SOURCE TEXT:
☆ ☆ ☆ ☆ ☆ ☆ ☆
NEW YORK, NY.- Supernatural happenings, curses and romances, heartbreaking arias and vocal fireworks — what’s not to love?

Mozart’s “Die Zauberflöte” (“The Magic Flute”), a wildly popular gateway opera, has been a frequent presence on stages since its premiere in 1791. It’s a fair bet, though, that Simon McBurney’s production, which opens at the Metropolitan Opera on Friday, is the first to feature a ring tone duplicating the bird catcher Papageno’s five-note musical trademark. Or to use about 100 speakers strategically placed all over the house.

For McBurney, the use of technology is less about embracing the present than about nodding to the creation of “Zauberflöte.” That was at Theater auf der Wieden in Vienna, which was run by the multitasking Emanuel Schikaneder, the opera’s librettist and originator of the role of Papageno.

“Schikaneder had the latest ways of making thunder, he had machines make the sound of rain, he had bird calls, he had people making the sound of horses’ hooves,” McBurney said in an interview. “The use of sound creates a magical world, and yet at the same time at the heart of ‘The Magic Flute’ are real human concerns.”

The juxtapositions of intimacy and cosmic scale, simplicity and complexity, low and high technology have long been emblematic of McBurney’s work as a founder and artistic director of the London-based theater company Complicité. Audience members at his solo show “The Encounter” (which had a Broadway run in 2016) experienced the production through earphones, immersing them in sophisticated soundscapes. Something that could have added distance between performer and theatergoer brought them closer.

McBurney experimented with sound again for “Zauberflöte,” which was first staged in 2012 at the Dutch National Opera and has been presented around Europe. (It replaces the 19-year-old Julie Taymor production at the Met; her abridged, English-language version for families remains in the repertory.) A distinctive trait of McBurney’s “Zauberflöte” is the importance of the sonic environment.

“For a forest scene I have five or six bird tracks that I can send out, a running brook that I’m going to put in a speaker in the far right side of the stage, two tracks of wind blowing in trees,” Matthieu Maurice, a sound designer, said at a recent rehearsal.

The singers are amplified through body microphones, although only for the spoken sections — plentiful in “Zauberflöte,” which is a singspiel, a numbers show with dialogue between arias. The mics are turned off for the sung parts, requiring constant adjustments by two sound mixers.

“There’s so much more I can do with the dialogue with a mic,” said soprano Erin Morley, who plays the pure-hearted princess Pamina. “I can face upstage, I can whisper something. I’m sure there will be some purists out there who will hate this, but the important thing is that we are not singing with mics.”

Nathalie Stutzmann, this production’s conductor, was also on board. “In a house as big as this one, it is obvious to me that we need to use modern technology,” she said. “The Met is huge. It’s a lack of intelligence not to adapt to a space. It’s normal to help the singers fill the space when they are speaking. It’s also important that the volume of the spoken parts match the volume of the sung parts in an opera like this one, otherwise it feels like two different works.”

Amplification also allows the integration of a live foley artist, Ruth Sullivan, who operates out of a self-contained space, visible stage left, that looks like a zany inventor’s laboratory. “Her relationship with the actors is a musical one, essentially,” McBurney said of Sullivan. “They know the sounds she is going to make, and so it is a dance in the same way Nathalie Stutzmann is dancing with the singers, trying to make the cellos and the voices work together.”
☆ ☆ ☆ ☆ ☆ ☆ ☆
SUPPLIED ENTRIES:
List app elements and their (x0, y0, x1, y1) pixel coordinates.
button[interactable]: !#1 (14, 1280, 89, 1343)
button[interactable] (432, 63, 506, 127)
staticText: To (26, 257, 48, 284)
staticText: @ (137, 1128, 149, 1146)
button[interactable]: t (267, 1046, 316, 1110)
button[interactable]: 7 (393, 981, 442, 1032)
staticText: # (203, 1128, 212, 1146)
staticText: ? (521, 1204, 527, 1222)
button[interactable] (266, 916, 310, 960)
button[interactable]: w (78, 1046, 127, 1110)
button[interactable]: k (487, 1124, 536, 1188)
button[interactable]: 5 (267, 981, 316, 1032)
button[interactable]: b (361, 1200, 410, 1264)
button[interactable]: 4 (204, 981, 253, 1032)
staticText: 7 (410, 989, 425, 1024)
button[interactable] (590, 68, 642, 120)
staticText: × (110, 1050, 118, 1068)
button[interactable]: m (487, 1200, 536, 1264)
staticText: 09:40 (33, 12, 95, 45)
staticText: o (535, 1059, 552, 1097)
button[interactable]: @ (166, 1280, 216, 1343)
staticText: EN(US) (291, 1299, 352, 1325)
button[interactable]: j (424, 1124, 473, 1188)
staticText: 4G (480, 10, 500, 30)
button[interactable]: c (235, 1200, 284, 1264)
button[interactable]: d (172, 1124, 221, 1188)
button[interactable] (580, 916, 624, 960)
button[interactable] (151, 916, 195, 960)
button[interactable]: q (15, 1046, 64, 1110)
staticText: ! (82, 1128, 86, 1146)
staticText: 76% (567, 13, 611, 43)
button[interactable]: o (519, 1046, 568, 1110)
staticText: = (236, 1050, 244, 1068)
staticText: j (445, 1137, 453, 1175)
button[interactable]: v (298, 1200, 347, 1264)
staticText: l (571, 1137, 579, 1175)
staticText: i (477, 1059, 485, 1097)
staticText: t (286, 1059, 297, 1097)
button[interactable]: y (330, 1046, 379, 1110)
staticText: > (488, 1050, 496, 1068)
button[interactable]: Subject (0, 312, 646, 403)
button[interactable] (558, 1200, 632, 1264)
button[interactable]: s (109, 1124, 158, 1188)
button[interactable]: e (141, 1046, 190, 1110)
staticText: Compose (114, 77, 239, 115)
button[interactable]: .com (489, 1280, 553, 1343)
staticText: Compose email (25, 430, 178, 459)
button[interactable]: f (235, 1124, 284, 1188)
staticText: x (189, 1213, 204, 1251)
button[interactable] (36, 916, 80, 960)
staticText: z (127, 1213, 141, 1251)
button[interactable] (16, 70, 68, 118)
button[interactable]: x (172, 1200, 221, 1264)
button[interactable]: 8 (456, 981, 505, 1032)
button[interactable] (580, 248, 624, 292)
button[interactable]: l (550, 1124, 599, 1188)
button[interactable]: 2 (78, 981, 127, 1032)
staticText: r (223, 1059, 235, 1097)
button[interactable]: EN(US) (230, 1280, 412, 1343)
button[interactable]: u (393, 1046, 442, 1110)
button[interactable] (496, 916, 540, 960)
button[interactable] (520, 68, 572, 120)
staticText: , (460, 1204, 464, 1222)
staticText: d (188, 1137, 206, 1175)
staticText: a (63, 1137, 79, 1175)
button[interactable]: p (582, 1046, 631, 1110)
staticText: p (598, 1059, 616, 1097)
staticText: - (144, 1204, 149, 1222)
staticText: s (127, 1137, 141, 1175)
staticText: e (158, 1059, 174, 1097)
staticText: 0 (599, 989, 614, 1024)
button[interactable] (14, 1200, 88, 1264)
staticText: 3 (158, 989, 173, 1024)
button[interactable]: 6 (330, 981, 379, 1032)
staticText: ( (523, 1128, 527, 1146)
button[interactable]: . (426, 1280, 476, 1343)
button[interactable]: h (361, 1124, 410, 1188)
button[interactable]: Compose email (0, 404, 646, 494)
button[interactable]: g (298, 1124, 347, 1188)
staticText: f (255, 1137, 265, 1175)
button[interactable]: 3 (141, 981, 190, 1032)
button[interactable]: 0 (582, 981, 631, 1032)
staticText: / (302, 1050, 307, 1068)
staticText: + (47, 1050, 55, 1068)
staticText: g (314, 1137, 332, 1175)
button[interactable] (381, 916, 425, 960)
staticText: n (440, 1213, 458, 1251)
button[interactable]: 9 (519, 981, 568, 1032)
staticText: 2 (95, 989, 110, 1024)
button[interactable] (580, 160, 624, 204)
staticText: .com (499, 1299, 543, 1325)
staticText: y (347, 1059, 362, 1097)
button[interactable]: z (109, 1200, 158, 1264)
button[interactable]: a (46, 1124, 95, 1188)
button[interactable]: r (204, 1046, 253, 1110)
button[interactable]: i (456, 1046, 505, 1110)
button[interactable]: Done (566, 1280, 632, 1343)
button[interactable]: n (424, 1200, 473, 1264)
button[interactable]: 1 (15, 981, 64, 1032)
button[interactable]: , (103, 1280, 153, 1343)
☆ ☆ ☆ ☆ ☆ ☆ ☆
PROMPT: Transcribe everything in the article on the Met's "Magic Flute" from "NEW YORK, NY.- Supernatural" down to "over the house.".

WRITTEN ANSWER:
NEW YORK, NY.- Supernatural happenings, curses and romances, heartbreaking arias and vocal fireworks — what’s not to love?

Mozart’s “Die Zauberflöte” (“The Magic Flute”), a wildly popular gateway opera, has been a frequent presence on stages since its premiere in 1791. It’s a fair bet, though, that Simon McBurney’s production, which opens at the Metropolitan Opera on Friday, is the first to feature a ring tone duplicating the bird catcher Papageno’s five-note musical trademark. Or to use about 100 speakers strategically placed all over the house.